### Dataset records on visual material
--

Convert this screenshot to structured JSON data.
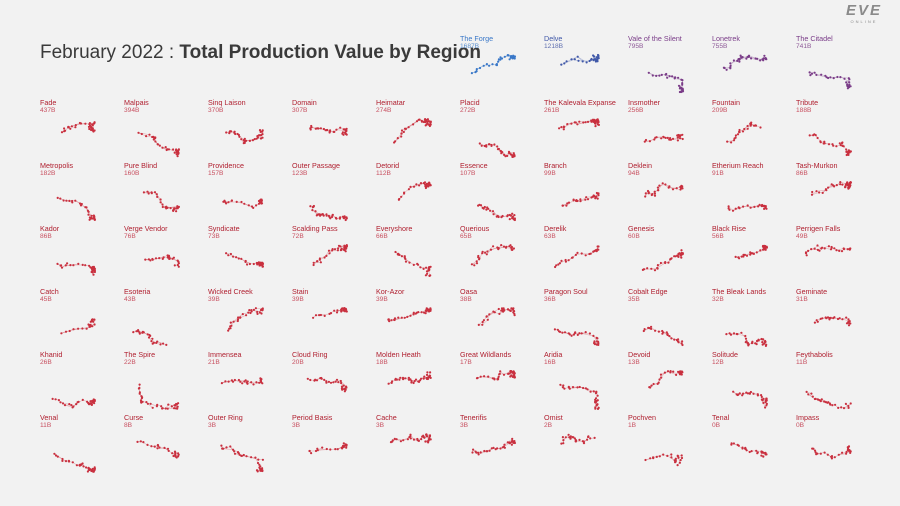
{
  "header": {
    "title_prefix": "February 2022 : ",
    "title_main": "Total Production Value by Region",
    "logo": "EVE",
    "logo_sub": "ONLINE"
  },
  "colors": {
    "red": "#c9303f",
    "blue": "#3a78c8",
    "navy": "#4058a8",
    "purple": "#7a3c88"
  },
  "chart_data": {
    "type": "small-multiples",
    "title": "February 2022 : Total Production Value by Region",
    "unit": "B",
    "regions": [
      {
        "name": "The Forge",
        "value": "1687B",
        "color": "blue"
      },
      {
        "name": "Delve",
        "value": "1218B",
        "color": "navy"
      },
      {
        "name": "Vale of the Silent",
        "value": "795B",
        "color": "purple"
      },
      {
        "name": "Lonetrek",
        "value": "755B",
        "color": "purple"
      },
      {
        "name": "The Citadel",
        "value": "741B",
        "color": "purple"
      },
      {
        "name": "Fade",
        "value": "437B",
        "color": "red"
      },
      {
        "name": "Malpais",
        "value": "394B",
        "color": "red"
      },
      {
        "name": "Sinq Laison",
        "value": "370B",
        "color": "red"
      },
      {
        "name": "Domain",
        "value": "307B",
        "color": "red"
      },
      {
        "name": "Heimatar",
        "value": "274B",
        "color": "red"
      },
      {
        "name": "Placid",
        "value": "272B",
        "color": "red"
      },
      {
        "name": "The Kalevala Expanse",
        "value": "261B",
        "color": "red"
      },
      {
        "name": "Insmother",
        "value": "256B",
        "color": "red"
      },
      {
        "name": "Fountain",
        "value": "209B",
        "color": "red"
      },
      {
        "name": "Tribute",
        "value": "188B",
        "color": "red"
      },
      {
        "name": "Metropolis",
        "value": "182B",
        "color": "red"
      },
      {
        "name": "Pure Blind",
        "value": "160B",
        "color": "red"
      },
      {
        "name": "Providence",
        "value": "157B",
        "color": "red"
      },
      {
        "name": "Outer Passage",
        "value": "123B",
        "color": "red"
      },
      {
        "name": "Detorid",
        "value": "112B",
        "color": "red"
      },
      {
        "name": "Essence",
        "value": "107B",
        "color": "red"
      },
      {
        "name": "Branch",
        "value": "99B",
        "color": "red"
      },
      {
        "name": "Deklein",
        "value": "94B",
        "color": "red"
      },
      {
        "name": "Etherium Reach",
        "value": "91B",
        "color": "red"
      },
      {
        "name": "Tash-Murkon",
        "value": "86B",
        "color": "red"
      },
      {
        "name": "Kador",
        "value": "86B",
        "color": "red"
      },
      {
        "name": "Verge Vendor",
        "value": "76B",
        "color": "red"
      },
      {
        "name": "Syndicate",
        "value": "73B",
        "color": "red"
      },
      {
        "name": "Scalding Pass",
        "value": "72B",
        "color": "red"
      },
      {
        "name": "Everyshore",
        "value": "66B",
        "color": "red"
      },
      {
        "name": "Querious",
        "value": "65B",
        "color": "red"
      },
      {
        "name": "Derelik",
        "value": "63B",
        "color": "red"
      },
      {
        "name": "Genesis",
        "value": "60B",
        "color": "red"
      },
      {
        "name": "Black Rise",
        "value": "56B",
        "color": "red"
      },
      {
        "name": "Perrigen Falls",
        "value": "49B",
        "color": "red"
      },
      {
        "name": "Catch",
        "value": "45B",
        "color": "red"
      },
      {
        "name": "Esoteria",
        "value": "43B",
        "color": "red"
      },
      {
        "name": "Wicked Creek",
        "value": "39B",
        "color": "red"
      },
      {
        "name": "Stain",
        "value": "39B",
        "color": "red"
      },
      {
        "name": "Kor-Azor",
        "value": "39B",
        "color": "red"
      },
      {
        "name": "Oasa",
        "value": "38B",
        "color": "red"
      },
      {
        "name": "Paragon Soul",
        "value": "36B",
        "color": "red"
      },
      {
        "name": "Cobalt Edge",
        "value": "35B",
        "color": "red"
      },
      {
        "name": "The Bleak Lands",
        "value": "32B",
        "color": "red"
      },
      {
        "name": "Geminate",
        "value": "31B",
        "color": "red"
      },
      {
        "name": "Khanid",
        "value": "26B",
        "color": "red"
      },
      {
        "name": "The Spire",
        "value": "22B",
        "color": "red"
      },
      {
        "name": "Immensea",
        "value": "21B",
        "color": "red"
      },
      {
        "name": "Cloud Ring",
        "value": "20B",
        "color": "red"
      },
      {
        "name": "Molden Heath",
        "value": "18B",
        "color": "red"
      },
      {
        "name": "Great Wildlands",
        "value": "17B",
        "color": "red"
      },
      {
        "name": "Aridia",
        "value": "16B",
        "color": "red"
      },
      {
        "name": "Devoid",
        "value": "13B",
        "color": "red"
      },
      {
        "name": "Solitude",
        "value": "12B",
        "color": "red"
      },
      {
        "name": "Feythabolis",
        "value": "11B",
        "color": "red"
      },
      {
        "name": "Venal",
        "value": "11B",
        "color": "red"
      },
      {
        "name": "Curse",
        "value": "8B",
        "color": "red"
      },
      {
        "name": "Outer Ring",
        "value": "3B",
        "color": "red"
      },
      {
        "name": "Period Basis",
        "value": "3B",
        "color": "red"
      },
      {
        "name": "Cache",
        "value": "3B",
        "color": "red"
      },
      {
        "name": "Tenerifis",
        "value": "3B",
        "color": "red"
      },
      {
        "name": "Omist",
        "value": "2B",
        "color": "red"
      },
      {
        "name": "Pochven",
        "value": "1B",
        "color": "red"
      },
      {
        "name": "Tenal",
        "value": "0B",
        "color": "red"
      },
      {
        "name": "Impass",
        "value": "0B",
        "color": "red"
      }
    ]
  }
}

--

### EXERCISE DESCRIPTION
All lines holding the word "Production" must be copied from the data.

### WRITTEN SOLUTION
    "title_main": "Total Production Value by Region",
    "title": "February 2022 : Total Production Value by Region",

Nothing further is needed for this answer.